CHALLENGE = In the items below, from the line containing "Circle shape — [78, 206, 83, 210]" up to and including the line containing "Ellipse shape — [77, 180, 111, 194]", replace "Ellipse shape" with "Oval shape" and leave everything else unchanged. Reproduce only those lines.
□ □ □
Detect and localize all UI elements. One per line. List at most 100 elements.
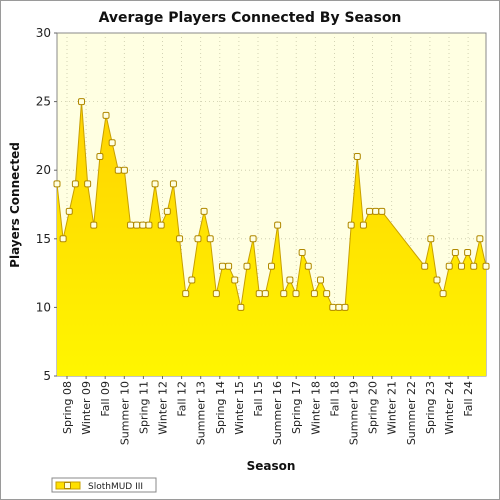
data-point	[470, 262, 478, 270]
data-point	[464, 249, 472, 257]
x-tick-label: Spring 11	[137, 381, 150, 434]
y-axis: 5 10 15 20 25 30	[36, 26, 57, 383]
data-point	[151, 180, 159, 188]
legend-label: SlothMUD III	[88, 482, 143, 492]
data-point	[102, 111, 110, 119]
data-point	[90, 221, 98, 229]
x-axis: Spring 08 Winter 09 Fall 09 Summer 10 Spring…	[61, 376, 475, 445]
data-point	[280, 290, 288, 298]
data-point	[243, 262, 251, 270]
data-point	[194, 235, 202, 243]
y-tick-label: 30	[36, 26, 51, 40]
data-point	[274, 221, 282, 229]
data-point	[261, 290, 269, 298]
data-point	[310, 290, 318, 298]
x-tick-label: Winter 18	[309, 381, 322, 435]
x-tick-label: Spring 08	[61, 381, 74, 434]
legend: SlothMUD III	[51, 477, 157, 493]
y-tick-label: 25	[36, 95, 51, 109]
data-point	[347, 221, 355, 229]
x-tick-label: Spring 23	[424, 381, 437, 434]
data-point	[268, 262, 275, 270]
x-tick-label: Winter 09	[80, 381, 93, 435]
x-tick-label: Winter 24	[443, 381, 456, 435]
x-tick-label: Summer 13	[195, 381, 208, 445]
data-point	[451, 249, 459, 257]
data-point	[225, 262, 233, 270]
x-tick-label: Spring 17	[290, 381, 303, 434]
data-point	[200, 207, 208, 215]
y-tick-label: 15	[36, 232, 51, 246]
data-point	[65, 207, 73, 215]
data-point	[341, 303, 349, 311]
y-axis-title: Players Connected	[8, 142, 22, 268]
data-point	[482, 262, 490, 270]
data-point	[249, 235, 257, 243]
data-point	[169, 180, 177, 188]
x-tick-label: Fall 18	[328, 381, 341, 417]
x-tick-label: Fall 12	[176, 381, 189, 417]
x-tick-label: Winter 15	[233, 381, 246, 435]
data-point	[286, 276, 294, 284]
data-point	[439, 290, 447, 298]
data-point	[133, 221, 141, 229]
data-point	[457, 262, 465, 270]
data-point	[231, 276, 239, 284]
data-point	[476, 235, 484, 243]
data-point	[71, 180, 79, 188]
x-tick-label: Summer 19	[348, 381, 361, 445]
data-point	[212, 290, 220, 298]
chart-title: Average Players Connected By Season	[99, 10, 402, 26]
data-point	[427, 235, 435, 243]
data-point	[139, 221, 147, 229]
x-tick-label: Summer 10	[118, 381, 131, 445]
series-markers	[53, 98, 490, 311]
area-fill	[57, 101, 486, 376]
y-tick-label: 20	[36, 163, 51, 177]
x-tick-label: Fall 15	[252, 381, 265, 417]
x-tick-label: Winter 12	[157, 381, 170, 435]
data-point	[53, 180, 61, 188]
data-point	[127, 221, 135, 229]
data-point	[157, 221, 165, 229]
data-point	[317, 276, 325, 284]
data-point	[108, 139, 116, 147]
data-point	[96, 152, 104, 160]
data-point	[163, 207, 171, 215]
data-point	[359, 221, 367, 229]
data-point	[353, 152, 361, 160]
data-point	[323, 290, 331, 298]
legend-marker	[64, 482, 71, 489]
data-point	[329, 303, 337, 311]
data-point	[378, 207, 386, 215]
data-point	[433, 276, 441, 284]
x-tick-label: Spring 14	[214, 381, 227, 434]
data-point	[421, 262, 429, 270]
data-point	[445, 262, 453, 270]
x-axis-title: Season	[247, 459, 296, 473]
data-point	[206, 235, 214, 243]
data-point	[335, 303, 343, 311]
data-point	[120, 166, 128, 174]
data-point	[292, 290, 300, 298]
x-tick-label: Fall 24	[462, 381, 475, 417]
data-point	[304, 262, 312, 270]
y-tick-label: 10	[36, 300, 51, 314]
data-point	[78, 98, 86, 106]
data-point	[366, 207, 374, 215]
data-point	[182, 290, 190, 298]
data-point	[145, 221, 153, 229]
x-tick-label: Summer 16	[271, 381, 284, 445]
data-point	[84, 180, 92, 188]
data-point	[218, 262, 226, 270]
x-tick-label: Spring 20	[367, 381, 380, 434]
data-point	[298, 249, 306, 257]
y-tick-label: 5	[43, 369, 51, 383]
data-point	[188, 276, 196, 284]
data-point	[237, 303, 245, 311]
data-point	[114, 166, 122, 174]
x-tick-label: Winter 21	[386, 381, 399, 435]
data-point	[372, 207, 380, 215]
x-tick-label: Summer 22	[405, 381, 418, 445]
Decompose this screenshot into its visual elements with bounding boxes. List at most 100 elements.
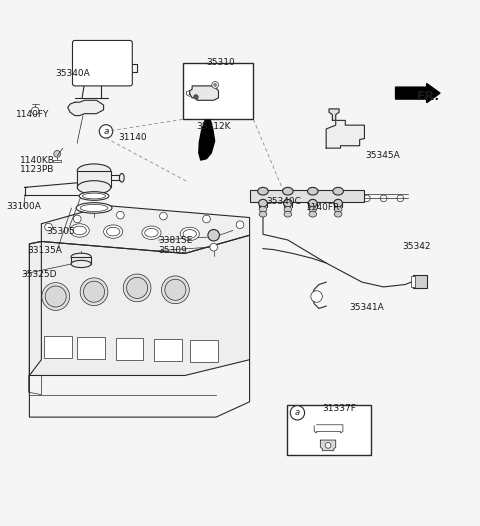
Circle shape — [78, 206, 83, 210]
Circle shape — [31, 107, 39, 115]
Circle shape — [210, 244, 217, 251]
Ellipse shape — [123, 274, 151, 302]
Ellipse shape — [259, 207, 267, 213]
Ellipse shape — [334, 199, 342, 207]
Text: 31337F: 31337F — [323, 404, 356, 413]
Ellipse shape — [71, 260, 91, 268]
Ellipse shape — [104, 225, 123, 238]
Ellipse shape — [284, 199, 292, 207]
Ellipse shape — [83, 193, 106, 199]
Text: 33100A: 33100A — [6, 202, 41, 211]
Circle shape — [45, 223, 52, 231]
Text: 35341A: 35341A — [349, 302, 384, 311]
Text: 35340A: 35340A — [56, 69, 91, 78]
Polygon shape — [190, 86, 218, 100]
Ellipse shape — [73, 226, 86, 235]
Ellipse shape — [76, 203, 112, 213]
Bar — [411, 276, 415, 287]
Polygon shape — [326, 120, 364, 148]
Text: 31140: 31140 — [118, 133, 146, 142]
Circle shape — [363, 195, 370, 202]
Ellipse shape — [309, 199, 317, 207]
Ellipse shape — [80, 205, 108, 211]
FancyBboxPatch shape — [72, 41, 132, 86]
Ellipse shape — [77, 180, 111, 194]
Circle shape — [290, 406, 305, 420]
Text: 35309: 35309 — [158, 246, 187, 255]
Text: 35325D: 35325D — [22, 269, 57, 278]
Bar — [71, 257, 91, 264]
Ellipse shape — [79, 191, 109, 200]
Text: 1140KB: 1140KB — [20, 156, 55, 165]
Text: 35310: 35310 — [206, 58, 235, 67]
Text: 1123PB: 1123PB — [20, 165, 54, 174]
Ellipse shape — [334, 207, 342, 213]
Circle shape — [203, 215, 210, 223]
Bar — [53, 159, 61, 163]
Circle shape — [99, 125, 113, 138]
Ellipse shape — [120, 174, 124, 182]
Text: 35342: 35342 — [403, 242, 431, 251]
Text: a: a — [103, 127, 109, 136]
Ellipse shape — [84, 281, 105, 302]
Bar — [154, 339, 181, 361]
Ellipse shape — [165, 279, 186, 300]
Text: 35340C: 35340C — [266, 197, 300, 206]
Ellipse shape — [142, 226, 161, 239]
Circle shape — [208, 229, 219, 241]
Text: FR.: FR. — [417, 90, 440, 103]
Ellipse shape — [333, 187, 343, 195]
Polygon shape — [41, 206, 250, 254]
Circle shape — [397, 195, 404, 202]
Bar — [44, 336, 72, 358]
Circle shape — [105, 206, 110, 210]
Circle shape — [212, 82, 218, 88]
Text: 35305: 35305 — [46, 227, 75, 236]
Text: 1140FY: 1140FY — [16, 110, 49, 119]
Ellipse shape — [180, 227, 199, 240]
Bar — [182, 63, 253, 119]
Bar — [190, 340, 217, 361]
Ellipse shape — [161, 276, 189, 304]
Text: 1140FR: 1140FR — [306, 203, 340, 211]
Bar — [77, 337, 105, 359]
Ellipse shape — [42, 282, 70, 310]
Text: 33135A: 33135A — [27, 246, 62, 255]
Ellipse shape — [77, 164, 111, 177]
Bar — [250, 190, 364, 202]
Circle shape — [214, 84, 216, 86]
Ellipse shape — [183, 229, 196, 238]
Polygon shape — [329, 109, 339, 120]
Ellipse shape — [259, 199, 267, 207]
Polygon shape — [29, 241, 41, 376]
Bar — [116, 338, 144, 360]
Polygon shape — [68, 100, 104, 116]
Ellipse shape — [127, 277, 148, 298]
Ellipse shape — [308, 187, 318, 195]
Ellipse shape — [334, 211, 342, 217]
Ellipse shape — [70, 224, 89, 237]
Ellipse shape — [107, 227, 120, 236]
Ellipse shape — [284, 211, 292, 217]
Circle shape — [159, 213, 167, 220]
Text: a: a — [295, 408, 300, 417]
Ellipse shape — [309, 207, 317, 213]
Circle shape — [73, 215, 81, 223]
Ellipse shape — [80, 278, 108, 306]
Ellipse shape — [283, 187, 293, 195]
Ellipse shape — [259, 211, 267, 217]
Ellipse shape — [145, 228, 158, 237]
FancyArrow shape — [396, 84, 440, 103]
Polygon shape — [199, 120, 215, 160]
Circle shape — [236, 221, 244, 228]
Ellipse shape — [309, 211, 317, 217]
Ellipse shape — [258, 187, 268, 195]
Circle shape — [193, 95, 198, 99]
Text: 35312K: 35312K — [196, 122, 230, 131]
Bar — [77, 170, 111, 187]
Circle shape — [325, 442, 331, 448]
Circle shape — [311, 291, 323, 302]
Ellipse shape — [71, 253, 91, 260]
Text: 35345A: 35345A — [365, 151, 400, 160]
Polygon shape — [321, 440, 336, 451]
□ □ □
RESULT OF THE EXERCISE =
Circle shape — [78, 206, 83, 210]
Circle shape — [31, 107, 39, 115]
Circle shape — [210, 244, 217, 251]
Oval shape — [123, 274, 151, 302]
Oval shape — [259, 207, 267, 213]
Oval shape — [334, 199, 342, 207]
Text: 31337F: 31337F — [323, 404, 356, 413]
Oval shape — [71, 260, 91, 268]
Oval shape — [104, 225, 123, 238]
Oval shape — [284, 199, 292, 207]
Oval shape — [83, 193, 106, 199]
Text: 33100A: 33100A — [6, 202, 41, 211]
Circle shape — [45, 223, 52, 231]
Text: 35341A: 35341A — [349, 302, 384, 311]
Text: 35340A: 35340A — [56, 69, 91, 78]
Polygon shape — [190, 86, 218, 100]
Oval shape — [73, 226, 86, 235]
Oval shape — [76, 203, 112, 213]
Bar — [411, 276, 415, 287]
Polygon shape — [326, 120, 364, 148]
Text: 31140: 31140 — [118, 133, 146, 142]
Circle shape — [363, 195, 370, 202]
Oval shape — [309, 199, 317, 207]
Oval shape — [80, 205, 108, 211]
FancyBboxPatch shape — [72, 41, 132, 86]
Oval shape — [77, 180, 111, 194]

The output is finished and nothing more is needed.